▸ Provided text:
- Opinion
- 04 Jul 19
This is the day on which Americans celebrate independence – but also the greatness of the most powerful country in the world. However, everything in the garden is far from rosy. And some citizens of the United States of America have decided that it is time to cry halt to the charade. What follows is a deeply felt cry from the heart.
Today is the 4th of July, and unless you live under a rock, you know what that means. It means that no matter where they are in the world, Americans everywhere will be celebrating their beloved independence day.
I, however, will not be participating, despite the fact that I am indeed an American. No, it’s not just because I am outside of the US. This isn’t my first 4th spent abroad. Five years ago, I celebrated the 4th in Germany, where my host family grilled burgers and brats and allowed me to start a campfire and teach them how to make s’mores. Since then, with each passing 4th of July, I have become less and less patriotic, but overall still celebrated the holiday. The 4th of July is a day we’re meant to rejoice in the freedom that graces our country. Ultimately, it allows us to display our pride and let the whole world know that we are proud to be Americans.

▸ Data extract:
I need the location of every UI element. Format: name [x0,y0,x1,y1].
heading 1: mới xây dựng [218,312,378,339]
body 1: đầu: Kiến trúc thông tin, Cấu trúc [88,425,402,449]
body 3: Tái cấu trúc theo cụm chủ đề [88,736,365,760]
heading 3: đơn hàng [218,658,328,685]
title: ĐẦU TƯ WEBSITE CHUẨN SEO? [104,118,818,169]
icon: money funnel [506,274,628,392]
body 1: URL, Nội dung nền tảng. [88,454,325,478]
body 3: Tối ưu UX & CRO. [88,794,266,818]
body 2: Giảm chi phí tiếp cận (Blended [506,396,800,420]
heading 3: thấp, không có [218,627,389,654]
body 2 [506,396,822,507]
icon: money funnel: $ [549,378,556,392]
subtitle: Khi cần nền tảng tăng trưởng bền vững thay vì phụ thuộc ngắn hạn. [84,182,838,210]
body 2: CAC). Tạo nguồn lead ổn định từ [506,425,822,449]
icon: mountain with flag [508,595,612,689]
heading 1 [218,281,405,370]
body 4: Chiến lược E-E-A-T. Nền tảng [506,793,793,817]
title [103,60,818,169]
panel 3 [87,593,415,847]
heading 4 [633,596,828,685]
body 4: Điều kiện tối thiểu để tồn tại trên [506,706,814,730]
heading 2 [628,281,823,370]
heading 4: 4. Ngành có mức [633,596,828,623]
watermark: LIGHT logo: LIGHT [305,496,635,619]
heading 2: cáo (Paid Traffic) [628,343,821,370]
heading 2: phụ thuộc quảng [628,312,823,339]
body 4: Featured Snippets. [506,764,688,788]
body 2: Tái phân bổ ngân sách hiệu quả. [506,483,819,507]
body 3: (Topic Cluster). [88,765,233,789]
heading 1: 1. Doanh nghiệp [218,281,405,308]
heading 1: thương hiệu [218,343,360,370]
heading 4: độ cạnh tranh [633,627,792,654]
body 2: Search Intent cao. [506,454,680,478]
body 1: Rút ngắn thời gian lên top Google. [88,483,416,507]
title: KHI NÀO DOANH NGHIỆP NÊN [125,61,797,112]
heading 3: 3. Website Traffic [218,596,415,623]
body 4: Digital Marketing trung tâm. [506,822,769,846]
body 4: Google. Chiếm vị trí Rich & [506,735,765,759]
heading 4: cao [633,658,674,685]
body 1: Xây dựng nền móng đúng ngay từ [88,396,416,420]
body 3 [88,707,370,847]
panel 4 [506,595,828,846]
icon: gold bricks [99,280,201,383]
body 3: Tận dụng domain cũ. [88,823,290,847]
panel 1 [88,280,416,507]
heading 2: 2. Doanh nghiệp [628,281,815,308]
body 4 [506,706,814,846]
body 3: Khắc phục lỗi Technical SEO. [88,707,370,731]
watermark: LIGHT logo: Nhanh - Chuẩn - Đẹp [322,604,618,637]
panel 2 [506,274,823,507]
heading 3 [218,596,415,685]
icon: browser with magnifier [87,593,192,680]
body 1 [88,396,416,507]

▸ The exercise: Carry the 4th of July opinion piece forward, starting right after its final sentence.

▸ Exercise output:
Which is precisely why, this year, I have decided to cease my celebration of the 4th of July altogether – because I, unfortunately, am no longer proud to be an American.
Before any other Americans reading this start accusing me of being ungrateful or treasonous, telling me that I take my country and my freedom for granted, allow me to add a disclaimer. I am in no way telling you that you shouldn’t be proud to be an American. I am not saying I hate America or other Americans. I am simply telling you why I am no longer proud to be one.
This has been a hard conclusion to come to, let alone write about for a magazine. I’m not happy about it either. I want nothing more than to be able to say with 100% truth that I am proud to be an American. But how can I be when we are doing so many awful things that go against the very fundamental morals of our country?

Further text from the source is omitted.